>> Start Source records

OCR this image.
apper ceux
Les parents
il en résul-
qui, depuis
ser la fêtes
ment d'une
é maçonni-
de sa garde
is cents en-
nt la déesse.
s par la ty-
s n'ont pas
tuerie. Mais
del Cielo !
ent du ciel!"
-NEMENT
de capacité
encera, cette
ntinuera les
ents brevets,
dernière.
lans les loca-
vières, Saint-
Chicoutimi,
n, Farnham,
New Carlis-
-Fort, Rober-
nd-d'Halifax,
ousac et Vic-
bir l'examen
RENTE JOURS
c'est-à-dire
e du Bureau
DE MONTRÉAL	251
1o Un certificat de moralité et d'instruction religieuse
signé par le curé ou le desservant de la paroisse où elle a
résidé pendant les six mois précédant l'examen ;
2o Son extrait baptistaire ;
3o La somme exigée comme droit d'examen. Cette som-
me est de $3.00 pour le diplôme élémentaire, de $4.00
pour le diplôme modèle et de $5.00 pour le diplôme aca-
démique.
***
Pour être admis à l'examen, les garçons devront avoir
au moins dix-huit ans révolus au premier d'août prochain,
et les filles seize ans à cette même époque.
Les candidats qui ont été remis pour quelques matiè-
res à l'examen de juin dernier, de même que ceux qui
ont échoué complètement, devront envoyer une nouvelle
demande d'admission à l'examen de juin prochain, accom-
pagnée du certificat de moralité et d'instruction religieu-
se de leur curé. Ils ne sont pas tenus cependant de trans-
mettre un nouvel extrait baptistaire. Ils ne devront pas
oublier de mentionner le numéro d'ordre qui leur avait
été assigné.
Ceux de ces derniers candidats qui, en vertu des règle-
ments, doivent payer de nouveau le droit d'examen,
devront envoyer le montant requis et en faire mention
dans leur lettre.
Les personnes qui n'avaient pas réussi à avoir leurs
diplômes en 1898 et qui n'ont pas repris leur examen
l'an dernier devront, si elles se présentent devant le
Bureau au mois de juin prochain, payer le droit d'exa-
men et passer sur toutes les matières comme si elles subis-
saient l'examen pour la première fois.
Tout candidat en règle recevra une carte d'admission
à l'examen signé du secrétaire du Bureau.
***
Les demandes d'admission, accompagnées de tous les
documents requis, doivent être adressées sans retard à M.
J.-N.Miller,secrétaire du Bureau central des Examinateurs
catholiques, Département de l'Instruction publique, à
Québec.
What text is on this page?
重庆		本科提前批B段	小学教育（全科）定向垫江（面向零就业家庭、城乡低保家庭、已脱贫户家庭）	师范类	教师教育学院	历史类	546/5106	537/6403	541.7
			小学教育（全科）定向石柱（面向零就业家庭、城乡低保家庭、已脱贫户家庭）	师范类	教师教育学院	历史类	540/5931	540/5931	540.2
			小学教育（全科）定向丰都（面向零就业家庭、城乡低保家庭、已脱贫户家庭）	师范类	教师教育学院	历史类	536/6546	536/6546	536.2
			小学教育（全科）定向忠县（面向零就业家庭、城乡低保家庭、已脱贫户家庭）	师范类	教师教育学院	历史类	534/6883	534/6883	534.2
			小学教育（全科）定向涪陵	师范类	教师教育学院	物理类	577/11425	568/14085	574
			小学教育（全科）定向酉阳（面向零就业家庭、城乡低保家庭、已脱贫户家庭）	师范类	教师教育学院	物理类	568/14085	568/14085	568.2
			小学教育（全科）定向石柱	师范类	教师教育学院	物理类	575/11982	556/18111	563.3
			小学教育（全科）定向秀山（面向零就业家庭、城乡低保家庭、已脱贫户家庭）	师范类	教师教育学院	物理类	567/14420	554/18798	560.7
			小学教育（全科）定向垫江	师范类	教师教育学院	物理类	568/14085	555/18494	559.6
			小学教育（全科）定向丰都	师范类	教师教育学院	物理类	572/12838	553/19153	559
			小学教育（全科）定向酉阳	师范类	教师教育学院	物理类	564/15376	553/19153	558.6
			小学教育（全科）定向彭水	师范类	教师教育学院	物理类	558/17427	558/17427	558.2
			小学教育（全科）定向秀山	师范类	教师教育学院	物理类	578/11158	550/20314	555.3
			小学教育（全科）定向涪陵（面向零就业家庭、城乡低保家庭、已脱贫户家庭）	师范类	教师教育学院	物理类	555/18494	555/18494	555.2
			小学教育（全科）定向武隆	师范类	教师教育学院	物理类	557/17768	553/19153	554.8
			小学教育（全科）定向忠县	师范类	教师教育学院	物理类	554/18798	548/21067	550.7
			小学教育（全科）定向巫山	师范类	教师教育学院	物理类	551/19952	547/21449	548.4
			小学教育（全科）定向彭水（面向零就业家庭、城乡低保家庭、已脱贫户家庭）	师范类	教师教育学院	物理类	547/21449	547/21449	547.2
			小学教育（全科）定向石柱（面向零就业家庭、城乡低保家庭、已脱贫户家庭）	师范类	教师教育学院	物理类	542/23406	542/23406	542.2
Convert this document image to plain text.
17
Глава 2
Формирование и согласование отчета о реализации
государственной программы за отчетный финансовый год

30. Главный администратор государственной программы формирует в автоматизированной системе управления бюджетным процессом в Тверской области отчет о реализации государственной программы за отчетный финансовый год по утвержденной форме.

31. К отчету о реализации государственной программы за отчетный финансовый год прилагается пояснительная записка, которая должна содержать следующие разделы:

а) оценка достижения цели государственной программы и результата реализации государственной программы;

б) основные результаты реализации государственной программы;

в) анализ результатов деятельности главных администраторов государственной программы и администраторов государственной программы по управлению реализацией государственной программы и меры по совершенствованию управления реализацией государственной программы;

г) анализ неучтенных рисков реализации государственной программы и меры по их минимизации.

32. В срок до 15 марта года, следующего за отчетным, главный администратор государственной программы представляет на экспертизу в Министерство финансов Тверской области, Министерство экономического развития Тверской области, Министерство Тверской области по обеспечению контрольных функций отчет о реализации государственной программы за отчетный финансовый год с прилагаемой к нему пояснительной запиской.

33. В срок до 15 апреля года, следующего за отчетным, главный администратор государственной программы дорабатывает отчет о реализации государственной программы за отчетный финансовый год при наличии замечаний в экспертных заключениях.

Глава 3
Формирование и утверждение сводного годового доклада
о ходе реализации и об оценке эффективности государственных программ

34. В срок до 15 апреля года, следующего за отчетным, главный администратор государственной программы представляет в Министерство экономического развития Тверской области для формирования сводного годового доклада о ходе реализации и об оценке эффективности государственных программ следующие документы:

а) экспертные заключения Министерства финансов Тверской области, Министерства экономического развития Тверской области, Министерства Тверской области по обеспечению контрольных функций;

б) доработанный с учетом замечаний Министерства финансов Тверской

>> End Source records

Go through the listing above and locate each line that holds the word "extrait". Copy those lines.

2o Son extrait baptistaire ;
mettre un nouvel extrait baptistaire. Ils ne devront pas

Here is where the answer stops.